» **Records**:
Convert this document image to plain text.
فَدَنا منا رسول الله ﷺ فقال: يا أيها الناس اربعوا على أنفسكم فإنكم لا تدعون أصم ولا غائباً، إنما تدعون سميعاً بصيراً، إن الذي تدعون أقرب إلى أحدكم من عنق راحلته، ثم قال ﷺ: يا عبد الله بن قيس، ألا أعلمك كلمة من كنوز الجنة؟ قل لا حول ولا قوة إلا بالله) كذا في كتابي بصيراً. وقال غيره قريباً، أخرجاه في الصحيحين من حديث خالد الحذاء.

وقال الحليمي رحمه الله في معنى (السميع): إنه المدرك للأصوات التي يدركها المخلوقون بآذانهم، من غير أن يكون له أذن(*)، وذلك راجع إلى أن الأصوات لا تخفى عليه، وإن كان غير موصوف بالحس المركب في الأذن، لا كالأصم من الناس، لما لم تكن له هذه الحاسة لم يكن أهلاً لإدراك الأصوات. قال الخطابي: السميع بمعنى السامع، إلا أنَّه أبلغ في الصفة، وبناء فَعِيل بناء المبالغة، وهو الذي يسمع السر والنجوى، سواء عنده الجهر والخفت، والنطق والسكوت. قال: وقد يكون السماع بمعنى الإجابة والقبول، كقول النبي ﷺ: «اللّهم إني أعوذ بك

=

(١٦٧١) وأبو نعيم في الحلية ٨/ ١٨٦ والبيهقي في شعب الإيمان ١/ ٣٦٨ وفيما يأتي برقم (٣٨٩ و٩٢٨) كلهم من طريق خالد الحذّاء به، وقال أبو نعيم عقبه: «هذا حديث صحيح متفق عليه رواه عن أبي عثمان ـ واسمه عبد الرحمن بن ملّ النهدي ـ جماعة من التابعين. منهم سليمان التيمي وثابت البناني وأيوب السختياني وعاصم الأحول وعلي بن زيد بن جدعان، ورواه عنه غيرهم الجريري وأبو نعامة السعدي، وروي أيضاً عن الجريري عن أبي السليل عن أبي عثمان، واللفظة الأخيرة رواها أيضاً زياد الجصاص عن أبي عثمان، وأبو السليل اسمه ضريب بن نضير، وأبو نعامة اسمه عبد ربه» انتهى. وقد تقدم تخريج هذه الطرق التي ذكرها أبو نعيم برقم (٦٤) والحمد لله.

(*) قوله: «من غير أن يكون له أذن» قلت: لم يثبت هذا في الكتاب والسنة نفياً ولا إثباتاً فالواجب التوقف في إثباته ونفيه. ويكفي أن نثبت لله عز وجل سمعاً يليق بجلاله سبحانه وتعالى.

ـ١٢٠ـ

» **What is asked**:
Repeat all the entries exactly as given.

» **Solution to this task**:
Convert this document image to plain text.
فَدَنا منا رسول الله ﷺ فقال: يا أيها الناس اربعوا على أنفسكم فإنكم لا تدعون أصم ولا غائباً، إنما تدعون سميعاً بصيراً، إن الذي تدعون أقرب إلى أحدكم من عنق راحلته، ثم قال ﷺ: يا عبد الله بن قيس، ألا أعلمك كلمة من كنوز الجنة؟ قل لا حول ولا قوة إلا بالله) كذا في كتابي بصيراً. وقال غيره قريباً، أخرجاه في الصحيحين من حديث خالد الحذاء.

وقال الحليمي رحمه الله في معنى (السميع): إنه المدرك للأصوات التي يدركها المخلوقون بآذانهم، من غير أن يكون له أذن(*)، وذلك راجع إلى أن الأصوات لا تخفى عليه، وإن كان غير موصوف بالحس المركب في الأذن، لا كالأصم من الناس، لما لم تكن له هذه الحاسة لم يكن أهلاً لإدراك الأصوات. قال الخطابي: السميع بمعنى السامع، إلا أنَّه أبلغ في الصفة، وبناء فَعِيل بناء المبالغة، وهو الذي يسمع السر والنجوى، سواء عنده الجهر والخفت، والنطق والسكوت. قال: وقد يكون السماع بمعنى الإجابة والقبول، كقول النبي ﷺ: «اللّهم إني أعوذ بك

=

(١٦٧١) وأبو نعيم في الحلية ٨/ ١٨٦ والبيهقي في شعب الإيمان ١/ ٣٦٨ وفيما يأتي برقم (٣٨٩ و٩٢٨) كلهم من طريق خالد الحذّاء به، وقال أبو نعيم عقبه: «هذا حديث صحيح متفق عليه رواه عن أبي عثمان ـ واسمه عبد الرحمن بن ملّ النهدي ـ جماعة من التابعين. منهم سليمان التيمي وثابت البناني وأيوب السختياني وعاصم الأحول وعلي بن زيد بن جدعان، ورواه عنه غيرهم الجريري وأبو نعامة السعدي، وروي أيضاً عن الجريري عن أبي السليل عن أبي عثمان، واللفظة الأخيرة رواها أيضاً زياد الجصاص عن أبي عثمان، وأبو السليل اسمه ضريب بن نضير، وأبو نعامة اسمه عبد ربه» انتهى. وقد تقدم تخريج هذه الطرق التي ذكرها أبو نعيم برقم (٦٤) والحمد لله.

(*) قوله: «من غير أن يكون له أذن» قلت: لم يثبت هذا في الكتاب والسنة نفياً ولا إثباتاً فالواجب التوقف في إثباته ونفيه. ويكفي أن نثبت لله عز وجل سمعاً يليق بجلاله سبحانه وتعالى.

ـ١٢٠ـ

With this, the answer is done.